Figure dataset records
-=-=-
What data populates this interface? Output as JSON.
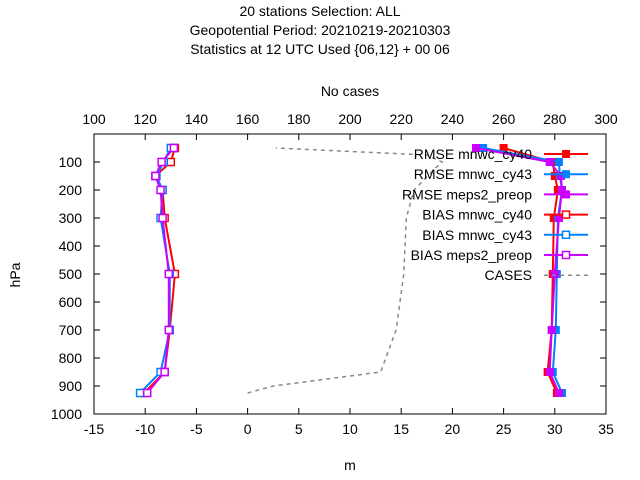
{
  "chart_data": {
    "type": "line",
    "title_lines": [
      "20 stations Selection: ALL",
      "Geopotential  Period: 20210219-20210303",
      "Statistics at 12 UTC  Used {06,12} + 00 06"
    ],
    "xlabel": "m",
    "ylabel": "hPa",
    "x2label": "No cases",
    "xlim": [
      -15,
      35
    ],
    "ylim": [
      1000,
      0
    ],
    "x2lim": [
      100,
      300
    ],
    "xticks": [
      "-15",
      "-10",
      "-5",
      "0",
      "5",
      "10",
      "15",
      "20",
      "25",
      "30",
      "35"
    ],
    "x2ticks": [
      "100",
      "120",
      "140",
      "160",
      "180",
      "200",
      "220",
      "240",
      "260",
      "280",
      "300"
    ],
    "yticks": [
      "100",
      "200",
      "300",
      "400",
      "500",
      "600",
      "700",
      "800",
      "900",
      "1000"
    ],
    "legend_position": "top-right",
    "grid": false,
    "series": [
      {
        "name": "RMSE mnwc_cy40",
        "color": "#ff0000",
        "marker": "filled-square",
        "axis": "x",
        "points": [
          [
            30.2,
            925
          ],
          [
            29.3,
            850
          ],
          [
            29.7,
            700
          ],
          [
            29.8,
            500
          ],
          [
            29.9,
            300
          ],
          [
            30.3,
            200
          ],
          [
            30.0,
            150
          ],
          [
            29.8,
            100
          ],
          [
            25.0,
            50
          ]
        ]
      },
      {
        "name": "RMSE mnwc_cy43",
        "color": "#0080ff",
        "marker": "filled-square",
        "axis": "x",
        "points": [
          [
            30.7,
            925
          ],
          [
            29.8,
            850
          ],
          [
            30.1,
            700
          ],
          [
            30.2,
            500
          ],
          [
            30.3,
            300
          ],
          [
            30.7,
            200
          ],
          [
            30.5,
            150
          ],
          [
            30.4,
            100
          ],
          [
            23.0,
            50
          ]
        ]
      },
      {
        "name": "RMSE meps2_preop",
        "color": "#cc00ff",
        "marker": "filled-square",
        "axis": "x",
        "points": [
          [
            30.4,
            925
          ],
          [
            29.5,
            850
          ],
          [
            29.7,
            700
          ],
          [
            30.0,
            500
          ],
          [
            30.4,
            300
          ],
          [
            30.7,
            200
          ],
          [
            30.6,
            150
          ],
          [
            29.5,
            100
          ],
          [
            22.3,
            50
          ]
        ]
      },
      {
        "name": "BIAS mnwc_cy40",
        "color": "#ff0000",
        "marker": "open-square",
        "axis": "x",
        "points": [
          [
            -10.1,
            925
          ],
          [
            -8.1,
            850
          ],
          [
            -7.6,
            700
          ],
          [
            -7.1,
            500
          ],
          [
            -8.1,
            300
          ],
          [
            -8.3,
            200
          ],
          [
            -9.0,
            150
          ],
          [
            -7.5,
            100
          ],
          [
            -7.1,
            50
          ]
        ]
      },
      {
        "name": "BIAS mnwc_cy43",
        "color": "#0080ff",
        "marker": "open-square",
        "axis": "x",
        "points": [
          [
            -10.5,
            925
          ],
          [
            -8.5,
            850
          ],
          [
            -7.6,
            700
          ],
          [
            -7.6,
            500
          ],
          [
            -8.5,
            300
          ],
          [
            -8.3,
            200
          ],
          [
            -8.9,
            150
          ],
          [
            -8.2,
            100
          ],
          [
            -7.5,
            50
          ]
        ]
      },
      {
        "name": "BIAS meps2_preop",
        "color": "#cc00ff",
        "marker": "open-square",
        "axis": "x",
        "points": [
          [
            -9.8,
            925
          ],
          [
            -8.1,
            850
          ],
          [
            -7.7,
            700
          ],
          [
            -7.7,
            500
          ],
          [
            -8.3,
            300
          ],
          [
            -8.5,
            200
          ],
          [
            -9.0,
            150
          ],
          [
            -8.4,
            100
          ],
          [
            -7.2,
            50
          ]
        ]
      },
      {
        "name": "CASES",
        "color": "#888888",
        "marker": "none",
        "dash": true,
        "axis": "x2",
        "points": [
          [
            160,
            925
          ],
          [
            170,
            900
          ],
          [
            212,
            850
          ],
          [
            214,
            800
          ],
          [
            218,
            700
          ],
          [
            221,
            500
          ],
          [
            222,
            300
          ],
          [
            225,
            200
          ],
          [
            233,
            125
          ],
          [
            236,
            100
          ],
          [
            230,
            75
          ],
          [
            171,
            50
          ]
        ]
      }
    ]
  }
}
-=-=-
Go over the data above and copy every line that has the word "name" in it.

        "name": "RMSE mnwc_cy40",
        "name": "RMSE mnwc_cy43",
        "name": "RMSE meps2_preop",
        "name": "BIAS mnwc_cy40",
        "name": "BIAS mnwc_cy43",
        "name": "BIAS meps2_preop",
        "name": "CASES",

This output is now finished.